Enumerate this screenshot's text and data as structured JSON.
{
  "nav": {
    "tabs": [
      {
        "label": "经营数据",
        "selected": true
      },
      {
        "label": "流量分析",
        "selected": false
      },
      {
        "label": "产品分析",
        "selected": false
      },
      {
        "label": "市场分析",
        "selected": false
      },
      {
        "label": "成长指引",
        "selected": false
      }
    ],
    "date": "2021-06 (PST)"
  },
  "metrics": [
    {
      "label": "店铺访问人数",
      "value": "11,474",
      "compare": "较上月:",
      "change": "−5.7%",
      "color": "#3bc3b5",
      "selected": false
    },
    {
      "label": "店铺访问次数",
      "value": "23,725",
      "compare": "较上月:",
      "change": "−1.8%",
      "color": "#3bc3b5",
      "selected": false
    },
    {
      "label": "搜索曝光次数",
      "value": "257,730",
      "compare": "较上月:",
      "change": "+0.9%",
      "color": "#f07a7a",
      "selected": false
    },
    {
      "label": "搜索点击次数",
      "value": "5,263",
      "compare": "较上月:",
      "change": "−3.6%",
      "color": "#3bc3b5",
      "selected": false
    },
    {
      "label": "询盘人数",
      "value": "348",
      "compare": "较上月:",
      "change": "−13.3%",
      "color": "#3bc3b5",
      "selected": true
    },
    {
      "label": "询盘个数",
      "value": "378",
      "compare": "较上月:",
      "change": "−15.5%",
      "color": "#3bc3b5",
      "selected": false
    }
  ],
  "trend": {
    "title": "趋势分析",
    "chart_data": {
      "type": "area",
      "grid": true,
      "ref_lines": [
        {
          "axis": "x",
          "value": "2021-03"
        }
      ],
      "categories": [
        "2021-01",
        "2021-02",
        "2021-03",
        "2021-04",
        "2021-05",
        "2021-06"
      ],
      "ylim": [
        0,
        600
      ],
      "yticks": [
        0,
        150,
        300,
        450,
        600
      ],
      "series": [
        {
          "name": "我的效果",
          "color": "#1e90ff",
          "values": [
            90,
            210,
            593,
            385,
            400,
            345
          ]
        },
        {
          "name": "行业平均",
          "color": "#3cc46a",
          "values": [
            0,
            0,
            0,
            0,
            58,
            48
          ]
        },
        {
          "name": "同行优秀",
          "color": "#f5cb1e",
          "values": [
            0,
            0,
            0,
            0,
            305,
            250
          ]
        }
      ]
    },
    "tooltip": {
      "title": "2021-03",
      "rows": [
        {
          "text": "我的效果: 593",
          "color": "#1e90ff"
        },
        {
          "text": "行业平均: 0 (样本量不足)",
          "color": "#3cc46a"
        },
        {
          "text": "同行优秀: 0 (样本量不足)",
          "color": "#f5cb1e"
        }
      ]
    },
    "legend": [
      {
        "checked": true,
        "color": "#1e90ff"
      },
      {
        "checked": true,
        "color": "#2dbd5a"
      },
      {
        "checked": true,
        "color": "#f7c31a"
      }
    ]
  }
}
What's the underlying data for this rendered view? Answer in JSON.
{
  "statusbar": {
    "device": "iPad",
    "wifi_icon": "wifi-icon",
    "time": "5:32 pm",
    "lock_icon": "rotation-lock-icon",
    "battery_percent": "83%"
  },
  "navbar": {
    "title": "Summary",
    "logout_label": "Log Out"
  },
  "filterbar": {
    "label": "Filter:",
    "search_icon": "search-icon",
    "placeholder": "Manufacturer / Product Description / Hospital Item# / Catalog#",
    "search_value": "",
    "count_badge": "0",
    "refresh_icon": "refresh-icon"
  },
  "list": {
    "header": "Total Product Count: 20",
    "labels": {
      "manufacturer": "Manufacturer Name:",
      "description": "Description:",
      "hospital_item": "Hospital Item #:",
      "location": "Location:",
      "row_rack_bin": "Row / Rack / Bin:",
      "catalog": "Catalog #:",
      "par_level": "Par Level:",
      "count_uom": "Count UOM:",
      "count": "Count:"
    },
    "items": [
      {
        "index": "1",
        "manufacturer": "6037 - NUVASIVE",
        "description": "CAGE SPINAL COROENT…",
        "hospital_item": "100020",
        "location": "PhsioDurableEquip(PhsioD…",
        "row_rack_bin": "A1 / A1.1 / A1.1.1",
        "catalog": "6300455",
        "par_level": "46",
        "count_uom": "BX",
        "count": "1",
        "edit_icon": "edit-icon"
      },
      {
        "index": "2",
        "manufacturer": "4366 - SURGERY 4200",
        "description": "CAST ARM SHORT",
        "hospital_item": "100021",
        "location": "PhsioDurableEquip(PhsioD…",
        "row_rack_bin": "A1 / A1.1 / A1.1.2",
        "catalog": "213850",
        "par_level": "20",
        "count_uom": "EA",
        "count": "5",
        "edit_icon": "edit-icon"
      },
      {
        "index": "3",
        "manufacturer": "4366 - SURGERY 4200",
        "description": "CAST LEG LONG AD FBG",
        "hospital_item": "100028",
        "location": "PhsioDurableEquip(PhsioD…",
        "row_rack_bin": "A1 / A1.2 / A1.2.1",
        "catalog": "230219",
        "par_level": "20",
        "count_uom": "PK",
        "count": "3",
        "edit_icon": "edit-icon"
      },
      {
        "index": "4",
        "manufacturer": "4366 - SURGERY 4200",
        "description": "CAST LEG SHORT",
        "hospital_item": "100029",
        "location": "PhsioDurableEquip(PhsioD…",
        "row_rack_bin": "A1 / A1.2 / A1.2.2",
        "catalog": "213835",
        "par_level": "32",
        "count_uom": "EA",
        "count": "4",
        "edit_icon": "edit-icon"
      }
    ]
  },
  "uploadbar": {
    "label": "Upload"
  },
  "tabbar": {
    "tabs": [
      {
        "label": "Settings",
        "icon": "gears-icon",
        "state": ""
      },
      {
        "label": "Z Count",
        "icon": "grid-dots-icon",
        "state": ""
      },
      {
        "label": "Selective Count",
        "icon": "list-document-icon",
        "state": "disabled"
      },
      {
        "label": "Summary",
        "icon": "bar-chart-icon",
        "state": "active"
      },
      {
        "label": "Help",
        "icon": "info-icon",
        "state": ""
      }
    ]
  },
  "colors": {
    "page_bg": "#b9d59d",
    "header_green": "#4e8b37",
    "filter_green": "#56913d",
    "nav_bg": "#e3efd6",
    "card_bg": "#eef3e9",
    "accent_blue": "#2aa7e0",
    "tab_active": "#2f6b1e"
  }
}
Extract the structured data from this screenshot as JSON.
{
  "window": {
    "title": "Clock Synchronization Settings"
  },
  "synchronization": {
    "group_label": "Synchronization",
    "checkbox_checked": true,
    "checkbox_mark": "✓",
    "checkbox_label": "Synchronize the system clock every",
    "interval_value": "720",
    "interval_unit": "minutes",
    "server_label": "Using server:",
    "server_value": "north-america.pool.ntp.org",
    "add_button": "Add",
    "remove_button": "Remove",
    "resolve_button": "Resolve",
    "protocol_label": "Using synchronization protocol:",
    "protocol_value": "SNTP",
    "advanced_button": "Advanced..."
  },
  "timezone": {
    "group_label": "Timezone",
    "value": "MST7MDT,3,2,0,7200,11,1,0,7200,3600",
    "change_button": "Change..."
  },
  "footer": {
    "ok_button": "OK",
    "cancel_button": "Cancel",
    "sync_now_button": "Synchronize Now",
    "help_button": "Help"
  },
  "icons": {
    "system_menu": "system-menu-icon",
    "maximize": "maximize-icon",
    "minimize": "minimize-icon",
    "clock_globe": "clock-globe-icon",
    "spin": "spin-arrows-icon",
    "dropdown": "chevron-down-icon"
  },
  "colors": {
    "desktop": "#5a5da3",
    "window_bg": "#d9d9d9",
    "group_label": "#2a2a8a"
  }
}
^^^^^^^^
• WHAT THE EXERCISE ASKS: Repeat the data verbatim.

• THE OUTPUT:
Enumerate this screenshot's text and data as structured JSON.
{
  "nav": {
    "tabs": [
      {
        "label": "经营数据",
        "selected": true
      },
      {
        "label": "流量分析",
        "selected": false
      },
      {
        "label": "产品分析",
        "selected": false
      },
      {
        "label": "市场分析",
        "selected": false
      },
      {
        "label": "成长指引",
        "selected": false
      }
    ],
    "date": "2021-06 (PST)"
  },
  "metrics": [
    {
      "label": "店铺访问人数",
      "value": "11,474",
      "compare": "较上月:",
      "change": "−5.7%",
      "color": "#3bc3b5",
      "selected": false
    },
    {
      "label": "店铺访问次数",
      "value": "23,725",
      "compare": "较上月:",
      "change": "−1.8%",
      "color": "#3bc3b5",
      "selected": false
    },
    {
      "label": "搜索曝光次数",
      "value": "257,730",
      "compare": "较上月:",
      "change": "+0.9%",
      "color": "#f07a7a",
      "selected": false
    },
    {
      "label": "搜索点击次数",
      "value": "5,263",
      "compare": "较上月:",
      "change": "−3.6%",
      "color": "#3bc3b5",
      "selected": false
    },
    {
      "label": "询盘人数",
      "value": "348",
      "compare": "较上月:",
      "change": "−13.3%",
      "color": "#3bc3b5",
      "selected": true
    },
    {
      "label": "询盘个数",
      "value": "378",
      "compare": "较上月:",
      "change": "−15.5%",
      "color": "#3bc3b5",
      "selected": false
    }
  ],
  "trend": {
    "title": "趋势分析",
    "chart_data": {
      "type": "area",
      "grid": true,
      "ref_lines": [
        {
          "axis": "x",
          "value": "2021-03"
        }
      ],
      "categories": [
        "2021-01",
        "2021-02",
        "2021-03",
        "2021-04",
        "2021-05",
        "2021-06"
      ],
      "ylim": [
        0,
        600
      ],
      "yticks": [
        0,
        150,
        300,
        450,
        600
      ],
      "series": [
        {
          "name": "我的效果",
          "color": "#1e90ff",
          "values": [
            90,
            210,
            593,
            385,
            400,
            345
          ]
        },
        {
          "name": "行业平均",
          "color": "#3cc46a",
          "values": [
            0,
            0,
            0,
            0,
            58,
            48
          ]
        },
        {
          "name": "同行优秀",
          "color": "#f5cb1e",
          "values": [
            0,
            0,
            0,
            0,
            305,
            250
          ]
        }
      ]
    },
    "tooltip": {
      "title": "2021-03",
      "rows": [
        {
          "text": "我的效果: 593",
          "color": "#1e90ff"
        },
        {
          "text": "行业平均: 0 (样本量不足)",
          "color": "#3cc46a"
        },
        {
          "text": "同行优秀: 0 (样本量不足)",
          "color": "#f5cb1e"
        }
      ]
    },
    "legend": [
      {
        "checked": true,
        "color": "#1e90ff"
      },
      {
        "checked": true,
        "color": "#2dbd5a"
      },
      {
        "checked": true,
        "color": "#f7c31a"
      }
    ]
  }
}
What's the underlying data for this rendered view? Answer in JSON.
{
  "statusbar": {
    "device": "iPad",
    "wifi_icon": "wifi-icon",
    "time": "5:32 pm",
    "lock_icon": "rotation-lock-icon",
    "battery_percent": "83%"
  },
  "navbar": {
    "title": "Summary",
    "logout_label": "Log Out"
  },
  "filterbar": {
    "label": "Filter:",
    "search_icon": "search-icon",
    "placeholder": "Manufacturer / Product Description / Hospital Item# / Catalog#",
    "search_value": "",
    "count_badge": "0",
    "refresh_icon": "refresh-icon"
  },
  "list": {
    "header": "Total Product Count: 20",
    "labels": {
      "manufacturer": "Manufacturer Name:",
      "description": "Description:",
      "hospital_item": "Hospital Item #:",
      "location": "Location:",
      "row_rack_bin": "Row / Rack / Bin:",
      "catalog": "Catalog #:",
      "par_level": "Par Level:",
      "count_uom": "Count UOM:",
      "count": "Count:"
    },
    "items": [
      {
        "index": "1",
        "manufacturer": "6037 - NUVASIVE",
        "description": "CAGE SPINAL COROENT…",
        "hospital_item": "100020",
        "location": "PhsioDurableEquip(PhsioD…",
        "row_rack_bin": "A1 / A1.1 / A1.1.1",
        "catalog": "6300455",
        "par_level": "46",
        "count_uom": "BX",
        "count": "1",
        "edit_icon": "edit-icon"
      },
      {
        "index": "2",
        "manufacturer": "4366 - SURGERY 4200",
        "description": "CAST ARM SHORT",
        "hospital_item": "100021",
        "location": "PhsioDurableEquip(PhsioD…",
        "row_rack_bin": "A1 / A1.1 / A1.1.2",
        "catalog": "213850",
        "par_level": "20",
        "count_uom": "EA",
        "count": "5",
        "edit_icon": "edit-icon"
      },
      {
        "index": "3",
        "manufacturer": "4366 - SURGERY 4200",
        "description": "CAST LEG LONG AD FBG",
        "hospital_item": "100028",
        "location": "PhsioDurableEquip(PhsioD…",
        "row_rack_bin": "A1 / A1.2 / A1.2.1",
        "catalog": "230219",
        "par_level": "20",
        "count_uom": "PK",
        "count": "3",
        "edit_icon": "edit-icon"
      },
      {
        "index": "4",
        "manufacturer": "4366 - SURGERY 4200",
        "description": "CAST LEG SHORT",
        "hospital_item": "100029",
        "location": "PhsioDurableEquip(PhsioD…",
        "row_rack_bin": "A1 / A1.2 / A1.2.2",
        "catalog": "213835",
        "par_level": "32",
        "count_uom": "EA",
        "count": "4",
        "edit_icon": "edit-icon"
      }
    ]
  },
  "uploadbar": {
    "label": "Upload"
  },
  "tabbar": {
    "tabs": [
      {
        "label": "Settings",
        "icon": "gears-icon",
        "state": ""
      },
      {
        "label": "Z Count",
        "icon": "grid-dots-icon",
        "state": ""
      },
      {
        "label": "Selective Count",
        "icon": "list-document-icon",
        "state": "disabled"
      },
      {
        "label": "Summary",
        "icon": "bar-chart-icon",
        "state": "active"
      },
      {
        "label": "Help",
        "icon": "info-icon",
        "state": ""
      }
    ]
  },
  "colors": {
    "page_bg": "#b9d59d",
    "header_green": "#4e8b37",
    "filter_green": "#56913d",
    "nav_bg": "#e3efd6",
    "card_bg": "#eef3e9",
    "accent_blue": "#2aa7e0",
    "tab_active": "#2f6b1e"
  }
}
Extract the structured data from this screenshot as JSON.
{
  "window": {
    "title": "Clock Synchronization Settings"
  },
  "synchronization": {
    "group_label": "Synchronization",
    "checkbox_checked": true,
    "checkbox_mark": "✓",
    "checkbox_label": "Synchronize the system clock every",
    "interval_value": "720",
    "interval_unit": "minutes",
    "server_label": "Using server:",
    "server_value": "north-america.pool.ntp.org",
    "add_button": "Add",
    "remove_button": "Remove",
    "resolve_button": "Resolve",
    "protocol_label": "Using synchronization protocol:",
    "protocol_value": "SNTP",
    "advanced_button": "Advanced..."
  },
  "timezone": {
    "group_label": "Timezone",
    "value": "MST7MDT,3,2,0,7200,11,1,0,7200,3600",
    "change_button": "Change..."
  },
  "footer": {
    "ok_button": "OK",
    "cancel_button": "Cancel",
    "sync_now_button": "Synchronize Now",
    "help_button": "Help"
  },
  "icons": {
    "system_menu": "system-menu-icon",
    "maximize": "maximize-icon",
    "minimize": "minimize-icon",
    "clock_globe": "clock-globe-icon",
    "spin": "spin-arrows-icon",
    "dropdown": "chevron-down-icon"
  },
  "colors": {
    "desktop": "#5a5da3",
    "window_bg": "#d9d9d9",
    "group_label": "#2a2a8a"
  }
}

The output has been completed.